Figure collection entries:

++++

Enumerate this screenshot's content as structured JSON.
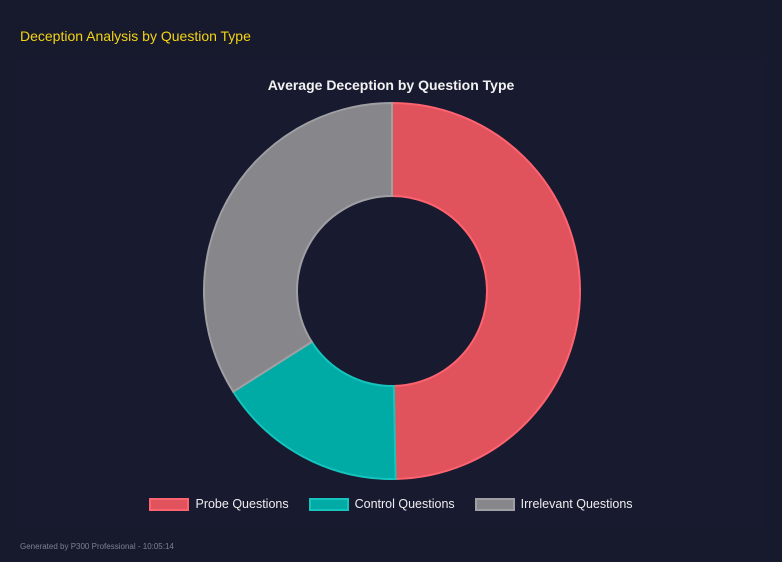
{
  "header": {
    "title": "Deception Analysis by Question Type"
  },
  "footer": {
    "text": "Generated by P300 Professional - 10:05:14"
  },
  "chart_data": {
    "type": "pie",
    "variant": "doughnut",
    "title": "Average Deception by Question Type",
    "categories": [
      "Probe Questions",
      "Control Questions",
      "Irrelevant Questions"
    ],
    "values": [
      49.7,
      16.3,
      34.0
    ],
    "colors": [
      "#e0525c",
      "#00aaa5",
      "#87878b"
    ],
    "border_colors": [
      "#ff6370",
      "#14c4bd",
      "#a0a0a4"
    ],
    "legend": "bottom"
  }
}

++++

WHAT THE EXERCISE ASKS:
Output all the records, word for word, with no pictures in the copy.

FINAL RESULT:
Enumerate this screenshot's content as structured JSON.
{
  "header": {
    "title": "Deception Analysis by Question Type"
  },
  "footer": {
    "text": "Generated by P300 Professional - 10:05:14"
  },
  "chart_data": {
    "type": "pie",
    "variant": "doughnut",
    "title": "Average Deception by Question Type",
    "categories": [
      "Probe Questions",
      "Control Questions",
      "Irrelevant Questions"
    ],
    "values": [
      49.7,
      16.3,
      34.0
    ],
    "colors": [
      "#e0525c",
      "#00aaa5",
      "#87878b"
    ],
    "border_colors": [
      "#ff6370",
      "#14c4bd",
      "#a0a0a4"
    ],
    "legend": "bottom"
  }
}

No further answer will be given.